- **ACTIVITY**
Your job is to report every line of the entries that has "based".

[Figure content listings]
Segment Open

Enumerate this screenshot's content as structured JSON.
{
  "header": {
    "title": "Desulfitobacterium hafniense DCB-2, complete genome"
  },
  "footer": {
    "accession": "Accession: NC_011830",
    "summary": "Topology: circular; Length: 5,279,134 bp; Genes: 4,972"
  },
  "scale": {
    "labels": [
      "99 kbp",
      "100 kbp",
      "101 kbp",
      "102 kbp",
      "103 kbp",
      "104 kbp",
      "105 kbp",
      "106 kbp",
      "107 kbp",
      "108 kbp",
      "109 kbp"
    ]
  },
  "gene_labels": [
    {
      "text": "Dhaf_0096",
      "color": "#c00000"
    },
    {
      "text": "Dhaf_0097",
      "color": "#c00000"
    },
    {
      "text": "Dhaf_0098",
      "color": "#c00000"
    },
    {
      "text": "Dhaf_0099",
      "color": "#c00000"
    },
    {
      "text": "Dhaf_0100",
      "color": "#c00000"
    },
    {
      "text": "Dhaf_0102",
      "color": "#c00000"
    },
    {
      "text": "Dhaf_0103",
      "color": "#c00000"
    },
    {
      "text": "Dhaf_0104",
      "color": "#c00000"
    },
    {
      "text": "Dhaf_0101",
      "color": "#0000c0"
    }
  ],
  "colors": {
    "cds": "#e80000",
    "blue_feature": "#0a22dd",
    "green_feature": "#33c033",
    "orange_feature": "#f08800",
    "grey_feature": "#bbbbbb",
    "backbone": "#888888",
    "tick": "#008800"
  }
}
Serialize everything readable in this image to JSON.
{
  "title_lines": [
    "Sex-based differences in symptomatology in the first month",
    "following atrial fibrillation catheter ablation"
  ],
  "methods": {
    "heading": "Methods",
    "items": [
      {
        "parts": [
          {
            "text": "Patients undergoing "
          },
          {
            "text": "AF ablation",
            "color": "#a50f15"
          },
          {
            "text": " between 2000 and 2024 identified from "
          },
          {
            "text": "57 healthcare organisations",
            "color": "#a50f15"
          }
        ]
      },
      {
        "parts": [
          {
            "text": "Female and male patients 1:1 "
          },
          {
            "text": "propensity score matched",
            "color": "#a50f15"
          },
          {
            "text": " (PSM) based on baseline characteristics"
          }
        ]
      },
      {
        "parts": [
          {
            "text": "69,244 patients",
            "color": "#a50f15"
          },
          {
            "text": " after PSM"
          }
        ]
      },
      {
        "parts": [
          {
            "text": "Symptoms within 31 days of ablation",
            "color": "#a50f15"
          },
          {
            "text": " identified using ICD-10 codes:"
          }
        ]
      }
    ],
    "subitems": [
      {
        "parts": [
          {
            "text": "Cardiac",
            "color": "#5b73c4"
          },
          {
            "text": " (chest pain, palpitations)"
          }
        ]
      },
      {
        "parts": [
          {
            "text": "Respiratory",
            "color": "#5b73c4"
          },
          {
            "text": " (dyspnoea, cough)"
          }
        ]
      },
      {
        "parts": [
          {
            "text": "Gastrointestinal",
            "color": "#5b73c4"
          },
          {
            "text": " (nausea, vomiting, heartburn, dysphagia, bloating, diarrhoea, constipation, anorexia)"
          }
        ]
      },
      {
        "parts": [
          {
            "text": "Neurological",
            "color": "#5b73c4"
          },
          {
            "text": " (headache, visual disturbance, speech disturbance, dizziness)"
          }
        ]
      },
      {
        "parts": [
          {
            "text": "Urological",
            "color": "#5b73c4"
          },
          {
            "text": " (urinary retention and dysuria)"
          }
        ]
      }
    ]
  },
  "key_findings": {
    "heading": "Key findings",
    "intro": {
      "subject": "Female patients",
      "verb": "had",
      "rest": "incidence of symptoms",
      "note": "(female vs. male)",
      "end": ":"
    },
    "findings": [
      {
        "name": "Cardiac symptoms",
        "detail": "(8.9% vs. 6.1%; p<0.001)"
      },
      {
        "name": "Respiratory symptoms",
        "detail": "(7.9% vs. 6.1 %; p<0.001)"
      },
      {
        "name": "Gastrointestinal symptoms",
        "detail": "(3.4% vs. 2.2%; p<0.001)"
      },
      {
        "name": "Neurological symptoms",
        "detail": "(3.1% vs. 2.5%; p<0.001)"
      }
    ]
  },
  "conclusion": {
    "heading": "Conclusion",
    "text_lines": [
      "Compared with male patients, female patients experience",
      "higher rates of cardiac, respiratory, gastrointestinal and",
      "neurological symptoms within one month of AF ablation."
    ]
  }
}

Segment Closed

- **SOLUTION BELOW**
    "Sex-based differences in symptomatology in the first month",
            "text": " (PSM) based on baseline characteristics"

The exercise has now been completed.